>> start Data entries

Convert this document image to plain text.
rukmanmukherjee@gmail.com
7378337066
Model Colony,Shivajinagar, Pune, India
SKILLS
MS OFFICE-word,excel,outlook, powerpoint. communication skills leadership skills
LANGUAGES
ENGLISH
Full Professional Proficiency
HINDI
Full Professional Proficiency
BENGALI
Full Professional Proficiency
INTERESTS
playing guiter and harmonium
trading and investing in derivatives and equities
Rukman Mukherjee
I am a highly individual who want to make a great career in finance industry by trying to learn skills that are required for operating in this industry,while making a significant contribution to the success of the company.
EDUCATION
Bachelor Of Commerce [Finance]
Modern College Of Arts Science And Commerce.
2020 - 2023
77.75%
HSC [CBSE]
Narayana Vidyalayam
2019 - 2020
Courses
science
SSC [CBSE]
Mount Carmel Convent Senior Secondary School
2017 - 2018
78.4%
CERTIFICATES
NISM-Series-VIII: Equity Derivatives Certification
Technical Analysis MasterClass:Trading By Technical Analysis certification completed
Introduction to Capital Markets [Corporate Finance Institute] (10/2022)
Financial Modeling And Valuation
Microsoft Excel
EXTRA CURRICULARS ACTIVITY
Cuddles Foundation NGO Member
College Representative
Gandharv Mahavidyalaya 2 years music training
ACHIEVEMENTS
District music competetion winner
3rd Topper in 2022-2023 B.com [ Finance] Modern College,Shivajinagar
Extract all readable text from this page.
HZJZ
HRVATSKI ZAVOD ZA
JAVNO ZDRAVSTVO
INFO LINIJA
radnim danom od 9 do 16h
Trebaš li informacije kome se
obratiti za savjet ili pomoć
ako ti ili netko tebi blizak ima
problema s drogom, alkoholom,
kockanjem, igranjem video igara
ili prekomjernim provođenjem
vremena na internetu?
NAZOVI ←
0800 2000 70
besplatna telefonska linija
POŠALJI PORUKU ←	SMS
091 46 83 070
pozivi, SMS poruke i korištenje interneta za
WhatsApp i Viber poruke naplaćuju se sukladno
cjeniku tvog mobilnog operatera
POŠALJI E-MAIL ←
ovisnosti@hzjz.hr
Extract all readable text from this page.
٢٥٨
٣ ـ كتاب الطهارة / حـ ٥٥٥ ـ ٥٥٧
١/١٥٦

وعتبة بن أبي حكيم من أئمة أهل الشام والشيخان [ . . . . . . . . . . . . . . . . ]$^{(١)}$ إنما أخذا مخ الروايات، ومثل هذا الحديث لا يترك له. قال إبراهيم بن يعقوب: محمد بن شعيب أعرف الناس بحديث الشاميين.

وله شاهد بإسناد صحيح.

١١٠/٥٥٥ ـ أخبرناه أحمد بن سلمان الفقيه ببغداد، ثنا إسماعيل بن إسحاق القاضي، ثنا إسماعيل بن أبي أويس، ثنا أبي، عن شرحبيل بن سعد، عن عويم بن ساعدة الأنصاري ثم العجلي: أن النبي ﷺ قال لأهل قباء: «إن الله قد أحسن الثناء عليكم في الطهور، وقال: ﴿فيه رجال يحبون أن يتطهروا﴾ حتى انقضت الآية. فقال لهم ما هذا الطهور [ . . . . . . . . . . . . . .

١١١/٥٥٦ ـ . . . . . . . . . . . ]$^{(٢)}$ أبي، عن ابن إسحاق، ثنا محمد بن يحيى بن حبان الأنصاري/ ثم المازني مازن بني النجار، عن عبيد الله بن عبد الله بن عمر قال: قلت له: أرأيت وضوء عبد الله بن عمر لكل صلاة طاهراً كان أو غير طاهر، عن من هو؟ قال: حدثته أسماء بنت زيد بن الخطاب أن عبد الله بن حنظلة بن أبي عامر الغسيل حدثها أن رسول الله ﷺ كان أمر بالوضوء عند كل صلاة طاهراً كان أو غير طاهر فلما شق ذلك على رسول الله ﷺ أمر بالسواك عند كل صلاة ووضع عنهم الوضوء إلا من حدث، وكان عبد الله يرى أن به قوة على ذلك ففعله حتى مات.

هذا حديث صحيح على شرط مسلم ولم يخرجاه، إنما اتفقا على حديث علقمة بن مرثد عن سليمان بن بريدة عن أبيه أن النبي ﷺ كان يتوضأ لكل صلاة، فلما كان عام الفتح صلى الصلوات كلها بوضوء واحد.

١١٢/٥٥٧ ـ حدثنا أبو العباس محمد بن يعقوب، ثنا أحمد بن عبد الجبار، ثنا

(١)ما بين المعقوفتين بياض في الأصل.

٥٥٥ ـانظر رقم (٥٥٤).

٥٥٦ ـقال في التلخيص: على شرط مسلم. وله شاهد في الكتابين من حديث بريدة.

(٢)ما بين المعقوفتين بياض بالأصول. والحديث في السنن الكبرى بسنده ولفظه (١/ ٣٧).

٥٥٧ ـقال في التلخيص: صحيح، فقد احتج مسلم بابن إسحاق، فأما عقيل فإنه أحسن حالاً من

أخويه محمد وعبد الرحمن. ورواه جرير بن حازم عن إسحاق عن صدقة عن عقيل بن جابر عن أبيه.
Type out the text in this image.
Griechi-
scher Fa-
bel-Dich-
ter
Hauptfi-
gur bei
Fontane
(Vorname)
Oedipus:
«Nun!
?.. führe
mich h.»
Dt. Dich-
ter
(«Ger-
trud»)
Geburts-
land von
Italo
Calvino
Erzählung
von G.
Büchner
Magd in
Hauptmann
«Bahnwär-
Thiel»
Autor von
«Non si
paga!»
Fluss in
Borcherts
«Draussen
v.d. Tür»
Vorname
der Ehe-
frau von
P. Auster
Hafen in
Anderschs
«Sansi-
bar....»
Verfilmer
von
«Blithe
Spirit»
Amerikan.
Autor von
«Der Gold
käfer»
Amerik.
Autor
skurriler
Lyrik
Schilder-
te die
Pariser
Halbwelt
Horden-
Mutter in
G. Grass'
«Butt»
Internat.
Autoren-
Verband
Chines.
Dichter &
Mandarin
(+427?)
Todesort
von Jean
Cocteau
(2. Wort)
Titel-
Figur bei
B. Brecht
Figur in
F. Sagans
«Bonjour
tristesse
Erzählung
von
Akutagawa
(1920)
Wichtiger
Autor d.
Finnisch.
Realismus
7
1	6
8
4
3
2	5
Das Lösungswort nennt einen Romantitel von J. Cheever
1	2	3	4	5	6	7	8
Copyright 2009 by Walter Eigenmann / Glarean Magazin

>> end Data entries

- **Task**
Repeat each record exactly. Omit nothing.

- **Response to this task**
Convert this document image to plain text.
rukmanmukherjee@gmail.com
7378337066
Model Colony,Shivajinagar, Pune, India
SKILLS
MS OFFICE-word,excel,outlook, powerpoint. communication skills leadership skills
LANGUAGES
ENGLISH
Full Professional Proficiency
HINDI
Full Professional Proficiency
BENGALI
Full Professional Proficiency
INTERESTS
playing guiter and harmonium
trading and investing in derivatives and equities
Rukman Mukherjee
I am a highly individual who want to make a great career in finance industry by trying to learn skills that are required for operating in this industry,while making a significant contribution to the success of the company.
EDUCATION
Bachelor Of Commerce [Finance]
Modern College Of Arts Science And Commerce.
2020 - 2023
77.75%
HSC [CBSE]
Narayana Vidyalayam
2019 - 2020
Courses
science
SSC [CBSE]
Mount Carmel Convent Senior Secondary School
2017 - 2018
78.4%
CERTIFICATES
NISM-Series-VIII: Equity Derivatives Certification
Technical Analysis MasterClass:Trading By Technical Analysis certification completed
Introduction to Capital Markets [Corporate Finance Institute] (10/2022)
Financial Modeling And Valuation
Microsoft Excel
EXTRA CURRICULARS ACTIVITY
Cuddles Foundation NGO Member
College Representative
Gandharv Mahavidyalaya 2 years music training
ACHIEVEMENTS
District music competetion winner
3rd Topper in 2022-2023 B.com [ Finance] Modern College,Shivajinagar
Extract all readable text from this page.
HZJZ
HRVATSKI ZAVOD ZA
JAVNO ZDRAVSTVO
INFO LINIJA
radnim danom od 9 do 16h
Trebaš li informacije kome se
obratiti za savjet ili pomoć
ako ti ili netko tebi blizak ima
problema s drogom, alkoholom,
kockanjem, igranjem video igara
ili prekomjernim provođenjem
vremena na internetu?
NAZOVI ←
0800 2000 70
besplatna telefonska linija
POŠALJI PORUKU ←	SMS
091 46 83 070
pozivi, SMS poruke i korištenje interneta za
WhatsApp i Viber poruke naplaćuju se sukladno
cjeniku tvog mobilnog operatera
POŠALJI E-MAIL ←
ovisnosti@hzjz.hr
Extract all readable text from this page.
٢٥٨
٣ ـ كتاب الطهارة / حـ ٥٥٥ ـ ٥٥٧
١/١٥٦

وعتبة بن أبي حكيم من أئمة أهل الشام والشيخان [ . . . . . . . . . . . . . . . . ]$^{(١)}$ إنما أخذا مخ الروايات، ومثل هذا الحديث لا يترك له. قال إبراهيم بن يعقوب: محمد بن شعيب أعرف الناس بحديث الشاميين.

وله شاهد بإسناد صحيح.

١١٠/٥٥٥ ـ أخبرناه أحمد بن سلمان الفقيه ببغداد، ثنا إسماعيل بن إسحاق القاضي، ثنا إسماعيل بن أبي أويس، ثنا أبي، عن شرحبيل بن سعد، عن عويم بن ساعدة الأنصاري ثم العجلي: أن النبي ﷺ قال لأهل قباء: «إن الله قد أحسن الثناء عليكم في الطهور، وقال: ﴿فيه رجال يحبون أن يتطهروا﴾ حتى انقضت الآية. فقال لهم ما هذا الطهور [ . . . . . . . . . . . . . .

١١١/٥٥٦ ـ . . . . . . . . . . . ]$^{(٢)}$ أبي، عن ابن إسحاق، ثنا محمد بن يحيى بن حبان الأنصاري/ ثم المازني مازن بني النجار، عن عبيد الله بن عبد الله بن عمر قال: قلت له: أرأيت وضوء عبد الله بن عمر لكل صلاة طاهراً كان أو غير طاهر، عن من هو؟ قال: حدثته أسماء بنت زيد بن الخطاب أن عبد الله بن حنظلة بن أبي عامر الغسيل حدثها أن رسول الله ﷺ كان أمر بالوضوء عند كل صلاة طاهراً كان أو غير طاهر فلما شق ذلك على رسول الله ﷺ أمر بالسواك عند كل صلاة ووضع عنهم الوضوء إلا من حدث، وكان عبد الله يرى أن به قوة على ذلك ففعله حتى مات.

هذا حديث صحيح على شرط مسلم ولم يخرجاه، إنما اتفقا على حديث علقمة بن مرثد عن سليمان بن بريدة عن أبيه أن النبي ﷺ كان يتوضأ لكل صلاة، فلما كان عام الفتح صلى الصلوات كلها بوضوء واحد.

١١٢/٥٥٧ ـ حدثنا أبو العباس محمد بن يعقوب، ثنا أحمد بن عبد الجبار، ثنا

(١)ما بين المعقوفتين بياض في الأصل.

٥٥٥ ـانظر رقم (٥٥٤).

٥٥٦ ـقال في التلخيص: على شرط مسلم. وله شاهد في الكتابين من حديث بريدة.

(٢)ما بين المعقوفتين بياض بالأصول. والحديث في السنن الكبرى بسنده ولفظه (١/ ٣٧).

٥٥٧ ـقال في التلخيص: صحيح، فقد احتج مسلم بابن إسحاق، فأما عقيل فإنه أحسن حالاً من

أخويه محمد وعبد الرحمن. ورواه جرير بن حازم عن إسحاق عن صدقة عن عقيل بن جابر عن أبيه.
Type out the text in this image.
Griechi-
scher Fa-
bel-Dich-
ter
Hauptfi-
gur bei
Fontane
(Vorname)
Oedipus:
«Nun!
?.. führe
mich h.»
Dt. Dich-
ter
(«Ger-
trud»)
Geburts-
land von
Italo
Calvino
Erzählung
von G.
Büchner
Magd in
Hauptmann
«Bahnwär-
Thiel»
Autor von
«Non si
paga!»
Fluss in
Borcherts
«Draussen
v.d. Tür»
Vorname
der Ehe-
frau von
P. Auster
Hafen in
Anderschs
«Sansi-
bar....»
Verfilmer
von
«Blithe
Spirit»
Amerikan.
Autor von
«Der Gold
käfer»
Amerik.
Autor
skurriler
Lyrik
Schilder-
te die
Pariser
Halbwelt
Horden-
Mutter in
G. Grass'
«Butt»
Internat.
Autoren-
Verband
Chines.
Dichter &
Mandarin
(+427?)
Todesort
von Jean
Cocteau
(2. Wort)
Titel-
Figur bei
B. Brecht
Figur in
F. Sagans
«Bonjour
tristesse
Erzählung
von
Akutagawa
(1920)
Wichtiger
Autor d.
Finnisch.
Realismus
7
1	6
8
4
3
2	5
Das Lösungswort nennt einen Romantitel von J. Cheever
1	2	3	4	5	6	7	8
Copyright 2009 by Walter Eigenmann / Glarean Magazin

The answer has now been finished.